• **Job**
Take each line that has the word "Joomla" and return it.

[Excerpt from a dataset]
** begin **

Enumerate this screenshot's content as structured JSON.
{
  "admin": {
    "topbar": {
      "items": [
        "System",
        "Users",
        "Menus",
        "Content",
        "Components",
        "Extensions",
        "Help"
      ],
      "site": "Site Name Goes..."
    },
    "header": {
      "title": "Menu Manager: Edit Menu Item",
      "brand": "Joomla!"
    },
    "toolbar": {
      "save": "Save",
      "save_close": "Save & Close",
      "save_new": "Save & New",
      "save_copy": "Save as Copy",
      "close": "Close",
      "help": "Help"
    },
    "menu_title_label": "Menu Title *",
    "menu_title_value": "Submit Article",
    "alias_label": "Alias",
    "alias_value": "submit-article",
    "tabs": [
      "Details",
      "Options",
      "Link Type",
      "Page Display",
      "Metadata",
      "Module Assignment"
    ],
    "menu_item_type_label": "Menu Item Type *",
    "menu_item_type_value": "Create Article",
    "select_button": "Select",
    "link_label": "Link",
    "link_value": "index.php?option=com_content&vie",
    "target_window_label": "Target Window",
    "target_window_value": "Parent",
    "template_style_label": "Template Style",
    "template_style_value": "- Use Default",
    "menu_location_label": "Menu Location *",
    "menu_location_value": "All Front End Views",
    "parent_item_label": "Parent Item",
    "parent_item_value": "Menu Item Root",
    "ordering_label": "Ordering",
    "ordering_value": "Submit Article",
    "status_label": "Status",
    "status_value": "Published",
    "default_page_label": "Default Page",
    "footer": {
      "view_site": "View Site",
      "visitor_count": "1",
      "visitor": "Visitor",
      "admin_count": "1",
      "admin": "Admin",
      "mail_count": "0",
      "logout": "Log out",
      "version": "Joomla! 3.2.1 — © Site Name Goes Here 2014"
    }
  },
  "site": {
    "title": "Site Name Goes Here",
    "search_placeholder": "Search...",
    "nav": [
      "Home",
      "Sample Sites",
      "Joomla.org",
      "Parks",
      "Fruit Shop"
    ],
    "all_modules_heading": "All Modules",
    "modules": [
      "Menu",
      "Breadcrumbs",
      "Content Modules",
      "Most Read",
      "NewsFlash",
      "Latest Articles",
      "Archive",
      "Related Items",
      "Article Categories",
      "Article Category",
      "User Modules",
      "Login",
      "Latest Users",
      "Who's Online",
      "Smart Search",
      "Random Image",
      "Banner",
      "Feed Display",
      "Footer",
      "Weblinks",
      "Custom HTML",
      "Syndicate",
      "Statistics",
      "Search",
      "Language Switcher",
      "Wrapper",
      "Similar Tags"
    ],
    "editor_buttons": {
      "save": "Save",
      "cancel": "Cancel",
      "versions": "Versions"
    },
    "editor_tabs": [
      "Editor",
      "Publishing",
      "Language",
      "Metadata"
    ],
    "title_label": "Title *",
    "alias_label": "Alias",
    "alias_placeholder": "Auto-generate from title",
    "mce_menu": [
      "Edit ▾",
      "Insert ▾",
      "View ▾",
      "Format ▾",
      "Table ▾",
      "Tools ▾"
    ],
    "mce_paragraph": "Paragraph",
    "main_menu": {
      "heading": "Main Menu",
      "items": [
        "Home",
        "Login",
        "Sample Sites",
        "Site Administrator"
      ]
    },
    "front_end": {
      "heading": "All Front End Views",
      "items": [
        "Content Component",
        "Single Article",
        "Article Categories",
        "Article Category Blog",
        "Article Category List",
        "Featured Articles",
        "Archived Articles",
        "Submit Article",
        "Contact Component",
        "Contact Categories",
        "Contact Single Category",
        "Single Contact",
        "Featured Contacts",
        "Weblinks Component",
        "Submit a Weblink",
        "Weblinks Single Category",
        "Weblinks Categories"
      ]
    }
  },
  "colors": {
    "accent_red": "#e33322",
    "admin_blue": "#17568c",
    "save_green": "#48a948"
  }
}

** end **

• **Written answer**
      "brand": "Joomla!"
      "version": "Joomla! 3.2.1 — © Site Name Goes Here 2014"
      "Joomla.org",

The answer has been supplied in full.